INPUT DATA –
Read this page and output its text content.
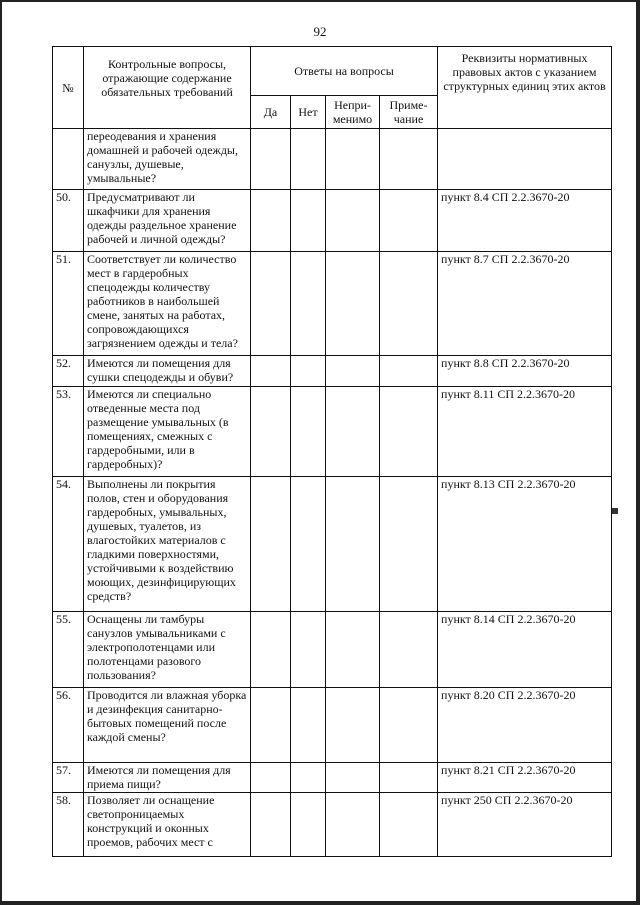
92
№	Контрольные вопросы, отражающие содержание обязательных требований	Ответы на вопросы				Реквизиты нормативных правовых актов с указанием структурных единиц этих актов
		Да	Нет	Непри- менимо	Приме- чание	
	переодевания и хранения домашней и рабочей одежды, санузлы, душевые, умывальные?					
50.	Предусматривают ли шкафчики для хранения одежды раздельное хранение рабочей и личной одежды?					пункт 8.4 СП 2.2.3670-20
51.	Соответствует ли количество мест в гардеробных спецодежды количеству работников в наибольшей смене, занятых на работах, сопровождающихся загрязнением одежды и тела?					пункт 8.7 СП 2.2.3670-20
52.	Имеются ли помещения для сушки спецодежды и обуви?					пункт 8.8 СП 2.2.3670-20
53.	Имеются ли специально отведенные места под размещение умывальных (в помещениях, смежных с гардеробными, или в гардеробных)?					пункт 8.11 СП 2.2.3670-20
54.	Выполнены ли покрытия полов, стен и оборудования гардеробных, умывальных, душевых, туалетов, из влагостойких материалов с гладкими поверхностями, устойчивыми к воздействию моющих, дезинфицирующих средств?					пункт 8.13 СП 2.2.3670-20
55.	Оснащены ли тамбуры санузлов умывальниками с электрополотенцами или полотенцами разового пользования?					пункт 8.14 СП 2.2.3670-20
56.	Проводится ли влажная уборка и дезинфекция санитарно-бытовых помещений после каждой смены?					пункт 8.20 СП 2.2.3670-20
57.	Имеются ли помещения для приема пищи?					пункт 8.21 СП 2.2.3670-20
58.	Позволяет ли оснащение светопроницаемых конструкций и оконных проемов, рабочих мест с					пункт 250 СП 2.2.3670-20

EXERCISE DETAILS – Each record must be quoted in full and exactly. Do not include the pictures.

EXERCISE RESPONSE –
Read this page and output its text content.
92
№	Контрольные вопросы, отражающие содержание обязательных требований	Ответы на вопросы				Реквизиты нормативных правовых актов с указанием структурных единиц этих актов
		Да	Нет	Непри- менимо	Приме- чание	
	переодевания и хранения домашней и рабочей одежды, санузлы, душевые, умывальные?					
50.	Предусматривают ли шкафчики для хранения одежды раздельное хранение рабочей и личной одежды?					пункт 8.4 СП 2.2.3670-20
51.	Соответствует ли количество мест в гардеробных спецодежды количеству работников в наибольшей смене, занятых на работах, сопровождающихся загрязнением одежды и тела?					пункт 8.7 СП 2.2.3670-20
52.	Имеются ли помещения для сушки спецодежды и обуви?					пункт 8.8 СП 2.2.3670-20
53.	Имеются ли специально отведенные места под размещение умывальных (в помещениях, смежных с гардеробными, или в гардеробных)?					пункт 8.11 СП 2.2.3670-20
54.	Выполнены ли покрытия полов, стен и оборудования гардеробных, умывальных, душевых, туалетов, из влагостойких материалов с гладкими поверхностями, устойчивыми к воздействию моющих, дезинфицирующих средств?					пункт 8.13 СП 2.2.3670-20
55.	Оснащены ли тамбуры санузлов умывальниками с электрополотенцами или полотенцами разового пользования?					пункт 8.14 СП 2.2.3670-20
56.	Проводится ли влажная уборка и дезинфекция санитарно-бытовых помещений после каждой смены?					пункт 8.20 СП 2.2.3670-20
57.	Имеются ли помещения для приема пищи?					пункт 8.21 СП 2.2.3670-20
58.	Позволяет ли оснащение светопроницаемых конструкций и оконных проемов, рабочих мест с					пункт 250 СП 2.2.3670-20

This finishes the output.